» **Problem description**: Check every line for the word "JOUEURS" and give the number of lines where it occurs, nothing else.

» **Extracted entries**:
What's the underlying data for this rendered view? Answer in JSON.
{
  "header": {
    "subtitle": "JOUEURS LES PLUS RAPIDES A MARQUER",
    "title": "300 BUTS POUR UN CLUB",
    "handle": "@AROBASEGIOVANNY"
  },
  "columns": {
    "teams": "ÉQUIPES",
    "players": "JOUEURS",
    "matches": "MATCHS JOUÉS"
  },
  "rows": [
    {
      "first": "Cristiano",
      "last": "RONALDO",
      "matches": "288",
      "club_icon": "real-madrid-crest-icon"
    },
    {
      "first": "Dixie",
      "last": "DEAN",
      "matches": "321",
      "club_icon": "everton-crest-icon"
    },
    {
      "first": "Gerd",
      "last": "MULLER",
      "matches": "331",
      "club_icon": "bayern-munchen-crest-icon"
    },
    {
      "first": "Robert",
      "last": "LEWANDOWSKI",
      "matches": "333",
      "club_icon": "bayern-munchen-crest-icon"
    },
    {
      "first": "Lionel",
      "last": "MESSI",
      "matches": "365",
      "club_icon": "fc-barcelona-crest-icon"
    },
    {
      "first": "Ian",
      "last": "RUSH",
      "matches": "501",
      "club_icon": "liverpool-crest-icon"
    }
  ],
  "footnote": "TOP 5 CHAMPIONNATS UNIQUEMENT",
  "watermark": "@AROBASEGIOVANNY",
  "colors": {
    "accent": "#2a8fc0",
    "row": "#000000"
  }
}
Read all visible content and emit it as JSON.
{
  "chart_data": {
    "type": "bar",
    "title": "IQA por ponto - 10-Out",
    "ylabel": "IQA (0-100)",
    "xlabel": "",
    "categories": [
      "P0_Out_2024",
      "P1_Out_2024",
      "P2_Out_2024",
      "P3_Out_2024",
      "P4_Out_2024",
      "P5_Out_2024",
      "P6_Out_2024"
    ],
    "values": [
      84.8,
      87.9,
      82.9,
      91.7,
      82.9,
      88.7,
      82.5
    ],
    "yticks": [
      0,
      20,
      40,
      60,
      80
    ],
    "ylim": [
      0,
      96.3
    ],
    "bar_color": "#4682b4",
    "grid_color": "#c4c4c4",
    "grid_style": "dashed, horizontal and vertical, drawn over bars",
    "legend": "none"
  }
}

» **Result for this task**: 2